-- What to produce --
Leave out the pictures and copy every record exactly.

-- Excerpted data --
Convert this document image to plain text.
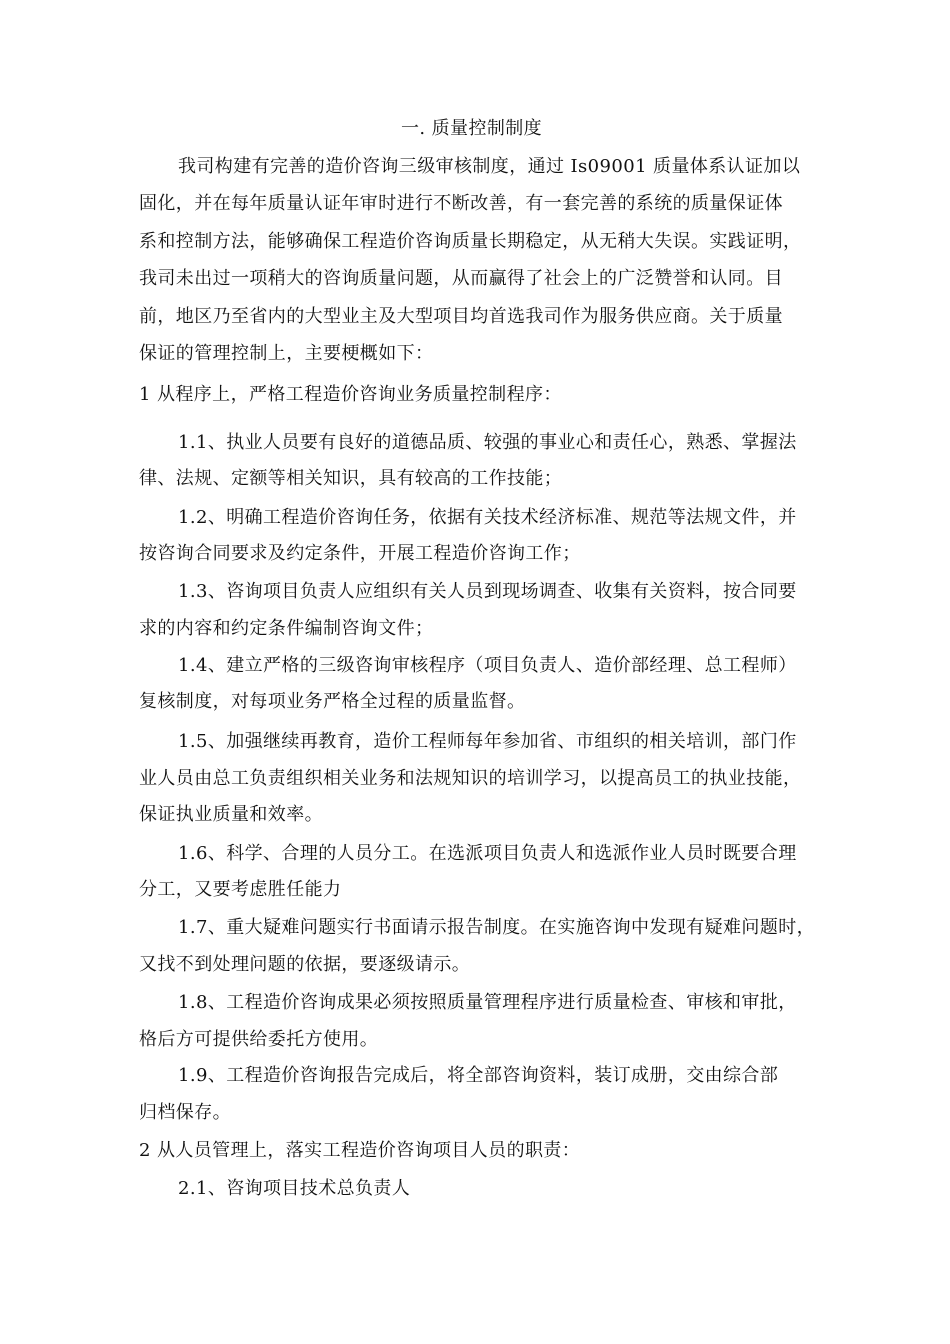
一. 质量控制制度
我司构建有完善的造价咨询三级审核制度，通过 Is09001 质量体系认证加以
固化，并在每年质量认证年审时进行不断改善，有一套完善的系统的质量保证体
系和控制方法，能够确保工程造价咨询质量长期稳定，从无稍大失误。实践证明，
我司未出过一项稍大的咨询质量问题，从而赢得了社会上的广泛赞誉和认同。目
前，地区乃至省内的大型业主及大型项目均首选我司作为服务供应商。关于质量
保证的管理控制上，主要梗概如下：
1 从程序上，严格工程造价咨询业务质量控制程序：
1.1、执业人员要有良好的道德品质、较强的事业心和责任心，熟悉、掌握法
律、法规、定额等相关知识，具有较高的工作技能；
1.2、明确工程造价咨询任务，依据有关技术经济标准、规范等法规文件，并
按咨询合同要求及约定条件，开展工程造价咨询工作；
1.3、咨询项目负责人应组织有关人员到现场调查、收集有关资料，按合同要
求的内容和约定条件编制咨询文件；
1.4、建立严格的三级咨询审核程序（项目负责人、造价部经理、总工程师）
复核制度，对每项业务严格全过程的质量监督。
1.5、加强继续再教育，造价工程师每年参加省、市组织的相关培训，部门作
业人员由总工负责组织相关业务和法规知识的培训学习，以提高员工的执业技能，
保证执业质量和效率。
1.6、科学、合理的人员分工。在选派项目负责人和选派作业人员时既要合理
分工，又要考虑胜任能力
1.7、重大疑难问题实行书面请示报告制度。在实施咨询中发现有疑难问题时，
又找不到处理问题的依据，要逐级请示。
1.8、工程造价咨询成果必须按照质量管理程序进行质量检查、审核和审批，
格后方可提供给委托方使用。
1.9、工程造价咨询报告完成后，将全部咨询资料，装订成册，交由综合部
归档保存。
2 从人员管理上，落实工程造价咨询项目人员的职责：
2.1、咨询项目技术总负责人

-- Full response --
Convert this document image to plain text.
一. 质量控制制度
我司构建有完善的造价咨询三级审核制度，通过 Is09001 质量体系认证加以
固化，并在每年质量认证年审时进行不断改善，有一套完善的系统的质量保证体
系和控制方法，能够确保工程造价咨询质量长期稳定，从无稍大失误。实践证明，
我司未出过一项稍大的咨询质量问题，从而赢得了社会上的广泛赞誉和认同。目
前，地区乃至省内的大型业主及大型项目均首选我司作为服务供应商。关于质量
保证的管理控制上，主要梗概如下：
1 从程序上，严格工程造价咨询业务质量控制程序：
1.1、执业人员要有良好的道德品质、较强的事业心和责任心，熟悉、掌握法
律、法规、定额等相关知识，具有较高的工作技能；
1.2、明确工程造价咨询任务，依据有关技术经济标准、规范等法规文件，并
按咨询合同要求及约定条件，开展工程造价咨询工作；
1.3、咨询项目负责人应组织有关人员到现场调查、收集有关资料，按合同要
求的内容和约定条件编制咨询文件；
1.4、建立严格的三级咨询审核程序（项目负责人、造价部经理、总工程师）
复核制度，对每项业务严格全过程的质量监督。
1.5、加强继续再教育，造价工程师每年参加省、市组织的相关培训，部门作
业人员由总工负责组织相关业务和法规知识的培训学习，以提高员工的执业技能，
保证执业质量和效率。
1.6、科学、合理的人员分工。在选派项目负责人和选派作业人员时既要合理
分工，又要考虑胜任能力
1.7、重大疑难问题实行书面请示报告制度。在实施咨询中发现有疑难问题时，
又找不到处理问题的依据，要逐级请示。
1.8、工程造价咨询成果必须按照质量管理程序进行质量检查、审核和审批，
格后方可提供给委托方使用。
1.9、工程造价咨询报告完成后，将全部咨询资料，装订成册，交由综合部
归档保存。
2 从人员管理上，落实工程造价咨询项目人员的职责：
2.1、咨询项目技术总负责人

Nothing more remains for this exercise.